>>

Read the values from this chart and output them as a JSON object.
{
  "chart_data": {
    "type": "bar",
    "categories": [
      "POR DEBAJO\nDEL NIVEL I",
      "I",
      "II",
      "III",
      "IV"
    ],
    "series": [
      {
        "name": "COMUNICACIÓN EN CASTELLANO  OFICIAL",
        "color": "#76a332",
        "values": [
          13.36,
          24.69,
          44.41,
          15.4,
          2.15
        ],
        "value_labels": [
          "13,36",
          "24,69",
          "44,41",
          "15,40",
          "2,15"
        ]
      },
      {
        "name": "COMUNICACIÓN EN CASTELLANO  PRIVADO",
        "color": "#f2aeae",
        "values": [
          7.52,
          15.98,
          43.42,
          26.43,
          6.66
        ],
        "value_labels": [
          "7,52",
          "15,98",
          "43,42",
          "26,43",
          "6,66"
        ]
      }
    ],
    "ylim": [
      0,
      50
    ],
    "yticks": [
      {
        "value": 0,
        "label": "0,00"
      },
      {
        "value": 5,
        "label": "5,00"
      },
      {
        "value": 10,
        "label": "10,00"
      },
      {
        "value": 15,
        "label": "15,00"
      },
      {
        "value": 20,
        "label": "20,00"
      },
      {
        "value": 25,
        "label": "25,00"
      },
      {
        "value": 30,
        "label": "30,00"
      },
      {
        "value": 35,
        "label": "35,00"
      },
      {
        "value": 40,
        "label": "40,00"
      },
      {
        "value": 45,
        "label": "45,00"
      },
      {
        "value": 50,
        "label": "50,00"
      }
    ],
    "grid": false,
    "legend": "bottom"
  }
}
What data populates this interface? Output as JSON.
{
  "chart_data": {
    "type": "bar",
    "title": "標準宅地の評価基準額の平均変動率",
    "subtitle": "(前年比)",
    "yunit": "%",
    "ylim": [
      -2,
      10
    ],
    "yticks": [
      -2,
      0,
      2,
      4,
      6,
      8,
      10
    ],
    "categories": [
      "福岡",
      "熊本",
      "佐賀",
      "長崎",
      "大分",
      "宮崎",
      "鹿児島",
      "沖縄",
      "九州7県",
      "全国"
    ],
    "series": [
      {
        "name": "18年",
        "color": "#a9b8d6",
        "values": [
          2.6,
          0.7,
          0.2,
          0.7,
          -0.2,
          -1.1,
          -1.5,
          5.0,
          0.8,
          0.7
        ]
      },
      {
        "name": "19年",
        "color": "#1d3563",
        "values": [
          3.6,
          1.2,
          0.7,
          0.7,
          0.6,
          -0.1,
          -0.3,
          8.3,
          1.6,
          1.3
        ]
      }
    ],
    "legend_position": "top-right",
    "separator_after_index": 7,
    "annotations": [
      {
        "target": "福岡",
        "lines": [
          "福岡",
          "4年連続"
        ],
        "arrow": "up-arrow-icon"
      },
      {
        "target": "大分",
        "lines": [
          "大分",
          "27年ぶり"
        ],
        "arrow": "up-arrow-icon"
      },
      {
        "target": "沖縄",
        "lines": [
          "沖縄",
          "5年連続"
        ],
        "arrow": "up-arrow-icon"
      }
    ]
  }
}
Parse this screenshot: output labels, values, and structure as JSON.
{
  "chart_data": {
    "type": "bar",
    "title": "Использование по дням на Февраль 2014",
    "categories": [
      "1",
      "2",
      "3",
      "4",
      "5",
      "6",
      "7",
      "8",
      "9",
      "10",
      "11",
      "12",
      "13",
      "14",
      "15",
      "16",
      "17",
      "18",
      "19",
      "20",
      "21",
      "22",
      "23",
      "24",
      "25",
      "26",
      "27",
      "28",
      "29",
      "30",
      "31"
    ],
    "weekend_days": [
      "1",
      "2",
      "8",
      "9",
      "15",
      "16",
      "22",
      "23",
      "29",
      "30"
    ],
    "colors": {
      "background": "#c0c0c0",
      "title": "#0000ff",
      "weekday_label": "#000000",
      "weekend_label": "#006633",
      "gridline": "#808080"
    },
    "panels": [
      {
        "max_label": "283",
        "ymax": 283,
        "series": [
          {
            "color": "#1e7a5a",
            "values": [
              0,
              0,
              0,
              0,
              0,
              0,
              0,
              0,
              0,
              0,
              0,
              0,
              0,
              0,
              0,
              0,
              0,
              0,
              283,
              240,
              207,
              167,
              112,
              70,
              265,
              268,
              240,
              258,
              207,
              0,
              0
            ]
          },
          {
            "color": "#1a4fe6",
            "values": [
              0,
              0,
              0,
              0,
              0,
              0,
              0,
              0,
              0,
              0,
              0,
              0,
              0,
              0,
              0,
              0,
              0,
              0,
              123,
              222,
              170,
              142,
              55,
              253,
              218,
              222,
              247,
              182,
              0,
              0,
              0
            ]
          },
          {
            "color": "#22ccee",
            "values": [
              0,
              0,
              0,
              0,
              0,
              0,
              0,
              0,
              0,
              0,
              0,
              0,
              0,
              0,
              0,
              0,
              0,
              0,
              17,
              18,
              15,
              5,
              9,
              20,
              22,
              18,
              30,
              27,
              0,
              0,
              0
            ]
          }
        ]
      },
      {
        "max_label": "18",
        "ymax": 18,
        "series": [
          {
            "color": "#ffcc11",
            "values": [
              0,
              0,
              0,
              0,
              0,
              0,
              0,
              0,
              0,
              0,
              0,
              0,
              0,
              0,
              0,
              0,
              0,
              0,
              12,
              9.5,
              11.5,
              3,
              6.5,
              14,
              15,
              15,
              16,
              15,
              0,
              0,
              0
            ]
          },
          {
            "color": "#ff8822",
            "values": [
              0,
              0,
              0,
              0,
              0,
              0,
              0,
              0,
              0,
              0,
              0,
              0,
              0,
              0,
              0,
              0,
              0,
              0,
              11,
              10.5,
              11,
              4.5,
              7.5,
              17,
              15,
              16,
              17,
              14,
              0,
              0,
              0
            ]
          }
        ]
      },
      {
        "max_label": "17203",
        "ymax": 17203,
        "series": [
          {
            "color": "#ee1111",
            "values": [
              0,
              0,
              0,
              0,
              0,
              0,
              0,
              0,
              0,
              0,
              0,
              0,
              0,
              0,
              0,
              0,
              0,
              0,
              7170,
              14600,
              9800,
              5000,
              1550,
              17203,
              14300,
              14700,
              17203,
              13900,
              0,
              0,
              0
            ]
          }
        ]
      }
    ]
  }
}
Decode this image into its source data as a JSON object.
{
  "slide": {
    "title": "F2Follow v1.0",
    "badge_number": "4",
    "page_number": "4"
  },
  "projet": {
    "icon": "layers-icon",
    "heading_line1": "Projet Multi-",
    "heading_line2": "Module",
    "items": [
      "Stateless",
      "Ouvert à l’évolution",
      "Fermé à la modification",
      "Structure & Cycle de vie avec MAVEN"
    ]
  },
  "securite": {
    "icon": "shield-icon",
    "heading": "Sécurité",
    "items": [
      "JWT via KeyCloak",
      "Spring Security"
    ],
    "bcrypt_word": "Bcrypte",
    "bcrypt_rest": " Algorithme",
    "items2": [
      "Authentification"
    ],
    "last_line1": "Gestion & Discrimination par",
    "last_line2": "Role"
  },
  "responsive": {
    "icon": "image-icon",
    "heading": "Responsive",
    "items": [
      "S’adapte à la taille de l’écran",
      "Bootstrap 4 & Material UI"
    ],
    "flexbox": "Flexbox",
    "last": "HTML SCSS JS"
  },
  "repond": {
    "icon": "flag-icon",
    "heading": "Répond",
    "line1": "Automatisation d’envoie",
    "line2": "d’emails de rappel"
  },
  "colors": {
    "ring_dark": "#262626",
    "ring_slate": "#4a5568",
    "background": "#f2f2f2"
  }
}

<<

Copy every line of the listing containing the string "icon".

TASK OUTPUT =
        "arrow": "up-arrow-icon"
        "arrow": "up-arrow-icon"
        "arrow": "up-arrow-icon"
    "icon": "layers-icon",
    "icon": "shield-icon",
    "icon": "image-icon",
    "icon": "flag-icon",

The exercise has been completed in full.